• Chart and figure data
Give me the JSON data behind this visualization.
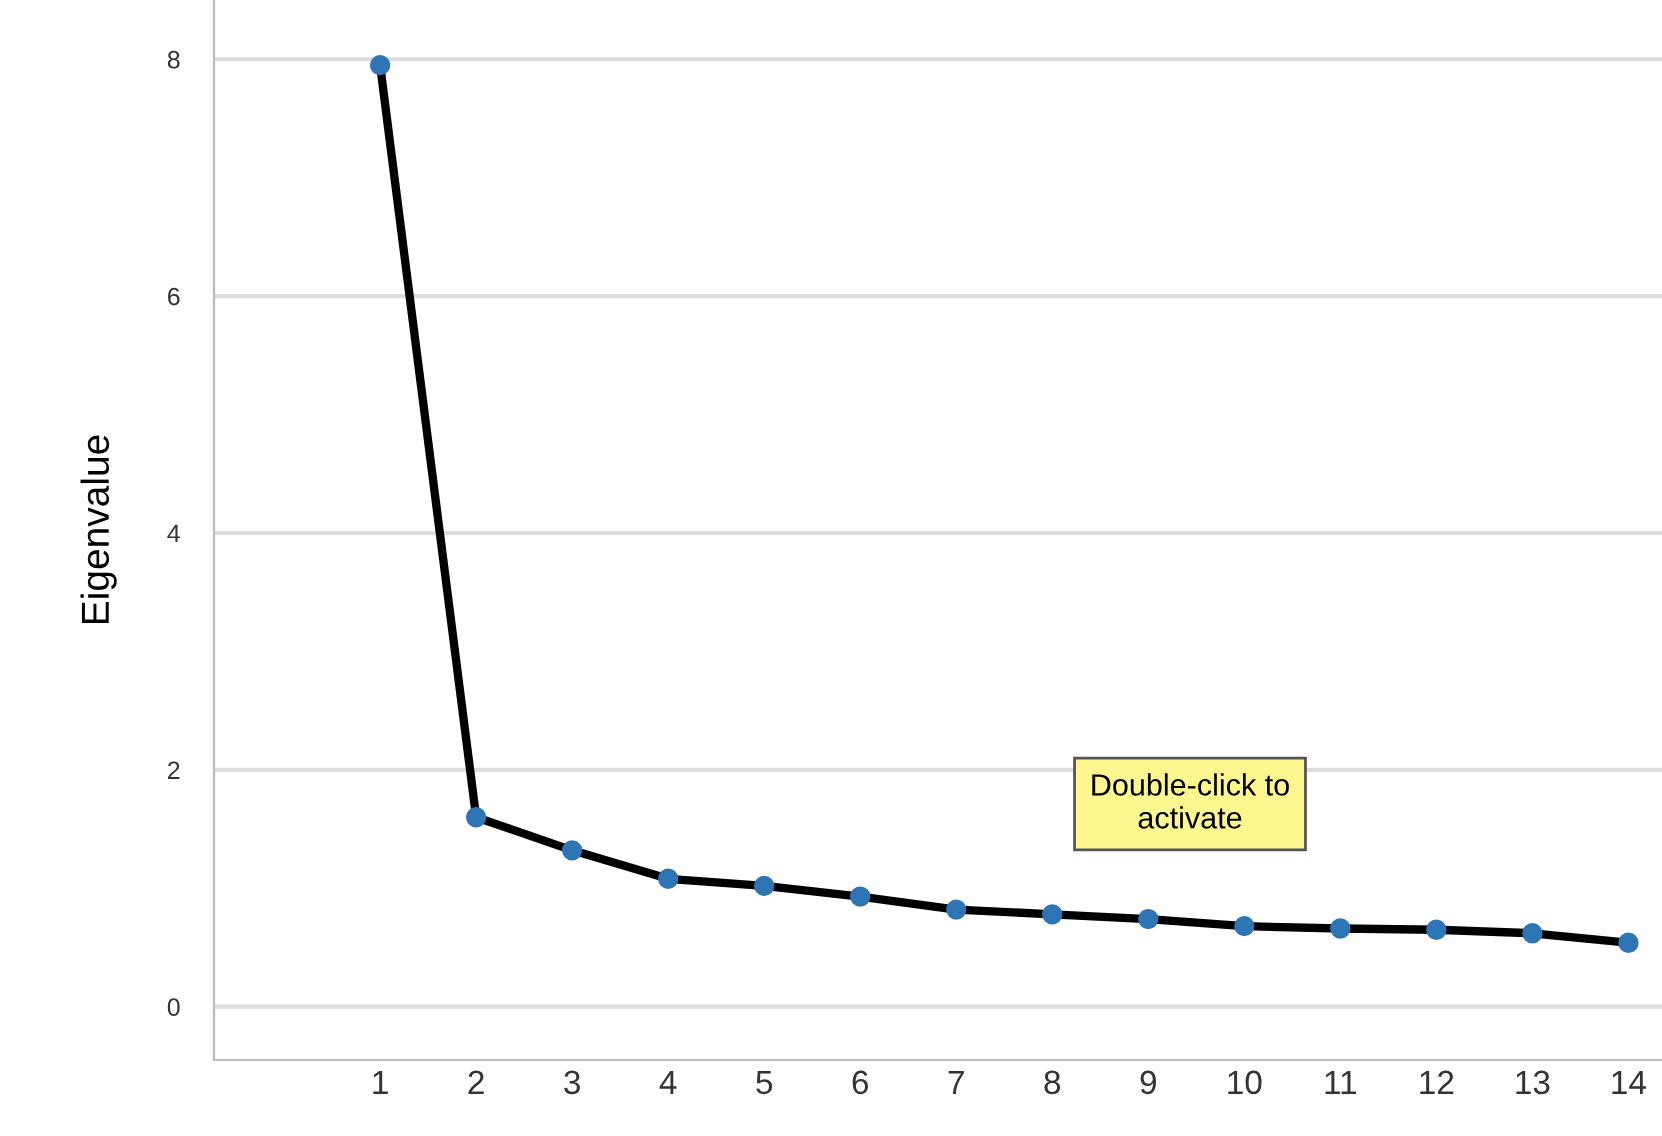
{
  "chart_data": {
    "type": "line",
    "ylabel": "Eigenvalue",
    "categories": [
      "1",
      "2",
      "3",
      "4",
      "5",
      "6",
      "7",
      "8",
      "9",
      "10",
      "11",
      "12",
      "13",
      "14"
    ],
    "series": [
      {
        "color": "#000000",
        "colors": [
          "#2e75b6",
          "#2e75b6",
          "#2e75b6",
          "#2e75b6",
          "#2e75b6",
          "#2e75b6",
          "#2e75b6",
          "#2e75b6",
          "#2e75b6",
          "#2e75b6",
          "#2e75b6",
          "#2e75b6",
          "#2e75b6",
          "#2e75b6"
        ],
        "values": [
          7.95,
          1.6,
          1.32,
          1.08,
          1.02,
          0.93,
          0.82,
          0.78,
          0.74,
          0.68,
          0.66,
          0.65,
          0.62,
          0.54
        ]
      }
    ],
    "ylim": [
      -0.45,
      8.5
    ],
    "yticks": [
      0,
      2,
      4,
      6,
      8
    ],
    "grid": "y",
    "marker": "circle",
    "line_style": "solid",
    "legend": false,
    "annotations": [
      "Double-click to\nactivate"
    ]
  }
}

• EXERCISE REQUIREMENTS
Transcribe the listing above verbatim. Omit the pictures.

• FULL ANSWER
Give me the JSON data behind this visualization.
{
  "chart_data": {
    "type": "line",
    "ylabel": "Eigenvalue",
    "categories": [
      "1",
      "2",
      "3",
      "4",
      "5",
      "6",
      "7",
      "8",
      "9",
      "10",
      "11",
      "12",
      "13",
      "14"
    ],
    "series": [
      {
        "color": "#000000",
        "colors": [
          "#2e75b6",
          "#2e75b6",
          "#2e75b6",
          "#2e75b6",
          "#2e75b6",
          "#2e75b6",
          "#2e75b6",
          "#2e75b6",
          "#2e75b6",
          "#2e75b6",
          "#2e75b6",
          "#2e75b6",
          "#2e75b6",
          "#2e75b6"
        ],
        "values": [
          7.95,
          1.6,
          1.32,
          1.08,
          1.02,
          0.93,
          0.82,
          0.78,
          0.74,
          0.68,
          0.66,
          0.65,
          0.62,
          0.54
        ]
      }
    ],
    "ylim": [
      -0.45,
      8.5
    ],
    "yticks": [
      0,
      2,
      4,
      6,
      8
    ],
    "grid": "y",
    "marker": "circle",
    "line_style": "solid",
    "legend": false,
    "annotations": [
      "Double-click to\nactivate"
    ]
  }
}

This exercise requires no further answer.